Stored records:
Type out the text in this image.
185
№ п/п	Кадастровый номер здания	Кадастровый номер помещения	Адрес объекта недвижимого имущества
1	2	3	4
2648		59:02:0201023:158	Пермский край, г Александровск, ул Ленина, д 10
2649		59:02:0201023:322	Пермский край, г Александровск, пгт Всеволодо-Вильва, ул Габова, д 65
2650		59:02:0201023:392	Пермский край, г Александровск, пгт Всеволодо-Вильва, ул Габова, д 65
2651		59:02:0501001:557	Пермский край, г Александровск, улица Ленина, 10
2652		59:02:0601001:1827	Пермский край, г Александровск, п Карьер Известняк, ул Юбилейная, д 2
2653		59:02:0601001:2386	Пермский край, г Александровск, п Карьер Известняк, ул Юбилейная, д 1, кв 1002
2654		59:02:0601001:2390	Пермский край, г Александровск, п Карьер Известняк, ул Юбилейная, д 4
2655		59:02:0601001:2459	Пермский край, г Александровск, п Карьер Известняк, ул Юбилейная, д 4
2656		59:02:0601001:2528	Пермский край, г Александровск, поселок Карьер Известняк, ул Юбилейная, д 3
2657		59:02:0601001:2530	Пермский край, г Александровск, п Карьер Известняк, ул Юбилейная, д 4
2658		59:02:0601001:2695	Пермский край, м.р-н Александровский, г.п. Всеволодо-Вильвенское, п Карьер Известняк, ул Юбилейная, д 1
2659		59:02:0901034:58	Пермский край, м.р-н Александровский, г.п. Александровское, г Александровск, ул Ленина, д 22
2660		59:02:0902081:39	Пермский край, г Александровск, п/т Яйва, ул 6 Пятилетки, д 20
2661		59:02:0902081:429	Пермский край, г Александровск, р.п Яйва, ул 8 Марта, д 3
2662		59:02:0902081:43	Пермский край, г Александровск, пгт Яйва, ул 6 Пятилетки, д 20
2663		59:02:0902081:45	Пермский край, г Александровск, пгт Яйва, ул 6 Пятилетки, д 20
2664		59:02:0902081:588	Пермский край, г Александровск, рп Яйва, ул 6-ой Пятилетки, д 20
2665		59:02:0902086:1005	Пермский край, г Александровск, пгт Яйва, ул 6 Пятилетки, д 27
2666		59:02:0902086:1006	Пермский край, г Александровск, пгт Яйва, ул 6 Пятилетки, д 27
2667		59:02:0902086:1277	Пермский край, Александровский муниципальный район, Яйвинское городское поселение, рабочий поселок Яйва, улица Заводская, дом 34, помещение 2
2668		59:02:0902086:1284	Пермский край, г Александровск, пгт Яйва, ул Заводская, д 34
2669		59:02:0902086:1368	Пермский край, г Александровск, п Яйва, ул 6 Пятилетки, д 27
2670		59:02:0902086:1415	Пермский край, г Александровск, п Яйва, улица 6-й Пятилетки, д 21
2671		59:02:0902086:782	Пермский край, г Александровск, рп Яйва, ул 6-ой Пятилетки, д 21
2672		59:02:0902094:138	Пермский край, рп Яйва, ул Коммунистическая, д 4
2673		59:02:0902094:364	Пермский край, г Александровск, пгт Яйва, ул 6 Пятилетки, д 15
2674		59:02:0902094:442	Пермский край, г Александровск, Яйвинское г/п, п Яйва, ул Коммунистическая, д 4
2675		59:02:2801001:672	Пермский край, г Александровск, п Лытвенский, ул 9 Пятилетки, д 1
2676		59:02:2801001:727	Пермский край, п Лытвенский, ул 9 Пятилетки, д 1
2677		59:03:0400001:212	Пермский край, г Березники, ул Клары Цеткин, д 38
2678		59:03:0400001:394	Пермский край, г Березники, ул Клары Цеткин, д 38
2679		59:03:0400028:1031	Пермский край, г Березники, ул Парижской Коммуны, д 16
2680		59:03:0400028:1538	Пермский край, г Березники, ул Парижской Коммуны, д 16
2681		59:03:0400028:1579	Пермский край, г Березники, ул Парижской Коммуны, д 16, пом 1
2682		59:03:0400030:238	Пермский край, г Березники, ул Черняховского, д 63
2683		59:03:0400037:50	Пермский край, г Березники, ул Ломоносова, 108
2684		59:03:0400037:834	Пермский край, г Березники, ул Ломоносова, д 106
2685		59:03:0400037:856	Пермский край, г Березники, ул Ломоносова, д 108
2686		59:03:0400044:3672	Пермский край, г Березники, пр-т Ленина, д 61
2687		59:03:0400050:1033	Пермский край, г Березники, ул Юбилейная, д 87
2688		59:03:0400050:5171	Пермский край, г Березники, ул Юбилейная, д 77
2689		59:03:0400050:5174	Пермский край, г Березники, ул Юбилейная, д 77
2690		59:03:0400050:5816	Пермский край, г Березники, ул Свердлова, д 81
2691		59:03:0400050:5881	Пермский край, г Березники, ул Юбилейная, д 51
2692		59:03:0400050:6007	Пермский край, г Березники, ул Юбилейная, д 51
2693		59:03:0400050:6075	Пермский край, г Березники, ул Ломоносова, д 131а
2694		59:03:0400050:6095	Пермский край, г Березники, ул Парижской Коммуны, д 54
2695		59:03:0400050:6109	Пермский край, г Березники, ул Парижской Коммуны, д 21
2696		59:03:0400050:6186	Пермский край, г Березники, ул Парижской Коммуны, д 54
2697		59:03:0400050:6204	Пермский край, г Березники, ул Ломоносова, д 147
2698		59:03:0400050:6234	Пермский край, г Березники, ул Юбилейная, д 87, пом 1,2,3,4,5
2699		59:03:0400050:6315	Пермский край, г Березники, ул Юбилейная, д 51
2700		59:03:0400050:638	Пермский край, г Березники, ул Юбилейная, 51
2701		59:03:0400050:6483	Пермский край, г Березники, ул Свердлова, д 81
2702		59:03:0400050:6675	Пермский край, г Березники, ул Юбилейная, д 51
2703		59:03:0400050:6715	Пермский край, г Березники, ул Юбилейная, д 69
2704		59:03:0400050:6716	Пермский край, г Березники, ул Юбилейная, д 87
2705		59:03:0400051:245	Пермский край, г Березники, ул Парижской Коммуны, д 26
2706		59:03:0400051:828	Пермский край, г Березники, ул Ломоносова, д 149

**Given request**
Copy out every entry again, exactly as it was given.

**The answer**
Type out the text in this image.
185
№ п/п	Кадастровый номер здания	Кадастровый номер помещения	Адрес объекта недвижимого имущества
1	2	3	4
2648		59:02:0201023:158	Пермский край, г Александровск, ул Ленина, д 10
2649		59:02:0201023:322	Пермский край, г Александровск, пгт Всеволодо-Вильва, ул Габова, д 65
2650		59:02:0201023:392	Пермский край, г Александровск, пгт Всеволодо-Вильва, ул Габова, д 65
2651		59:02:0501001:557	Пермский край, г Александровск, улица Ленина, 10
2652		59:02:0601001:1827	Пермский край, г Александровск, п Карьер Известняк, ул Юбилейная, д 2
2653		59:02:0601001:2386	Пермский край, г Александровск, п Карьер Известняк, ул Юбилейная, д 1, кв 1002
2654		59:02:0601001:2390	Пермский край, г Александровск, п Карьер Известняк, ул Юбилейная, д 4
2655		59:02:0601001:2459	Пермский край, г Александровск, п Карьер Известняк, ул Юбилейная, д 4
2656		59:02:0601001:2528	Пермский край, г Александровск, поселок Карьер Известняк, ул Юбилейная, д 3
2657		59:02:0601001:2530	Пермский край, г Александровск, п Карьер Известняк, ул Юбилейная, д 4
2658		59:02:0601001:2695	Пермский край, м.р-н Александровский, г.п. Всеволодо-Вильвенское, п Карьер Известняк, ул Юбилейная, д 1
2659		59:02:0901034:58	Пермский край, м.р-н Александровский, г.п. Александровское, г Александровск, ул Ленина, д 22
2660		59:02:0902081:39	Пермский край, г Александровск, п/т Яйва, ул 6 Пятилетки, д 20
2661		59:02:0902081:429	Пермский край, г Александровск, р.п Яйва, ул 8 Марта, д 3
2662		59:02:0902081:43	Пермский край, г Александровск, пгт Яйва, ул 6 Пятилетки, д 20
2663		59:02:0902081:45	Пермский край, г Александровск, пгт Яйва, ул 6 Пятилетки, д 20
2664		59:02:0902081:588	Пермский край, г Александровск, рп Яйва, ул 6-ой Пятилетки, д 20
2665		59:02:0902086:1005	Пермский край, г Александровск, пгт Яйва, ул 6 Пятилетки, д 27
2666		59:02:0902086:1006	Пермский край, г Александровск, пгт Яйва, ул 6 Пятилетки, д 27
2667		59:02:0902086:1277	Пермский край, Александровский муниципальный район, Яйвинское городское поселение, рабочий поселок Яйва, улица Заводская, дом 34, помещение 2
2668		59:02:0902086:1284	Пермский край, г Александровск, пгт Яйва, ул Заводская, д 34
2669		59:02:0902086:1368	Пермский край, г Александровск, п Яйва, ул 6 Пятилетки, д 27
2670		59:02:0902086:1415	Пермский край, г Александровск, п Яйва, улица 6-й Пятилетки, д 21
2671		59:02:0902086:782	Пермский край, г Александровск, рп Яйва, ул 6-ой Пятилетки, д 21
2672		59:02:0902094:138	Пермский край, рп Яйва, ул Коммунистическая, д 4
2673		59:02:0902094:364	Пермский край, г Александровск, пгт Яйва, ул 6 Пятилетки, д 15
2674		59:02:0902094:442	Пермский край, г Александровск, Яйвинское г/п, п Яйва, ул Коммунистическая, д 4
2675		59:02:2801001:672	Пермский край, г Александровск, п Лытвенский, ул 9 Пятилетки, д 1
2676		59:02:2801001:727	Пермский край, п Лытвенский, ул 9 Пятилетки, д 1
2677		59:03:0400001:212	Пермский край, г Березники, ул Клары Цеткин, д 38
2678		59:03:0400001:394	Пермский край, г Березники, ул Клары Цеткин, д 38
2679		59:03:0400028:1031	Пермский край, г Березники, ул Парижской Коммуны, д 16
2680		59:03:0400028:1538	Пермский край, г Березники, ул Парижской Коммуны, д 16
2681		59:03:0400028:1579	Пермский край, г Березники, ул Парижской Коммуны, д 16, пом 1
2682		59:03:0400030:238	Пермский край, г Березники, ул Черняховского, д 63
2683		59:03:0400037:50	Пермский край, г Березники, ул Ломоносова, 108
2684		59:03:0400037:834	Пермский край, г Березники, ул Ломоносова, д 106
2685		59:03:0400037:856	Пермский край, г Березники, ул Ломоносова, д 108
2686		59:03:0400044:3672	Пермский край, г Березники, пр-т Ленина, д 61
2687		59:03:0400050:1033	Пермский край, г Березники, ул Юбилейная, д 87
2688		59:03:0400050:5171	Пермский край, г Березники, ул Юбилейная, д 77
2689		59:03:0400050:5174	Пермский край, г Березники, ул Юбилейная, д 77
2690		59:03:0400050:5816	Пермский край, г Березники, ул Свердлова, д 81
2691		59:03:0400050:5881	Пермский край, г Березники, ул Юбилейная, д 51
2692		59:03:0400050:6007	Пермский край, г Березники, ул Юбилейная, д 51
2693		59:03:0400050:6075	Пермский край, г Березники, ул Ломоносова, д 131а
2694		59:03:0400050:6095	Пермский край, г Березники, ул Парижской Коммуны, д 54
2695		59:03:0400050:6109	Пермский край, г Березники, ул Парижской Коммуны, д 21
2696		59:03:0400050:6186	Пермский край, г Березники, ул Парижской Коммуны, д 54
2697		59:03:0400050:6204	Пермский край, г Березники, ул Ломоносова, д 147
2698		59:03:0400050:6234	Пермский край, г Березники, ул Юбилейная, д 87, пом 1,2,3,4,5
2699		59:03:0400050:6315	Пермский край, г Березники, ул Юбилейная, д 51
2700		59:03:0400050:638	Пермский край, г Березники, ул Юбилейная, 51
2701		59:03:0400050:6483	Пермский край, г Березники, ул Свердлова, д 81
2702		59:03:0400050:6675	Пермский край, г Березники, ул Юбилейная, д 51
2703		59:03:0400050:6715	Пермский край, г Березники, ул Юбилейная, д 69
2704		59:03:0400050:6716	Пермский край, г Березники, ул Юбилейная, д 87
2705		59:03:0400051:245	Пермский край, г Березники, ул Парижской Коммуны, д 26
2706		59:03:0400051:828	Пермский край, г Березники, ул Ломоносова, д 149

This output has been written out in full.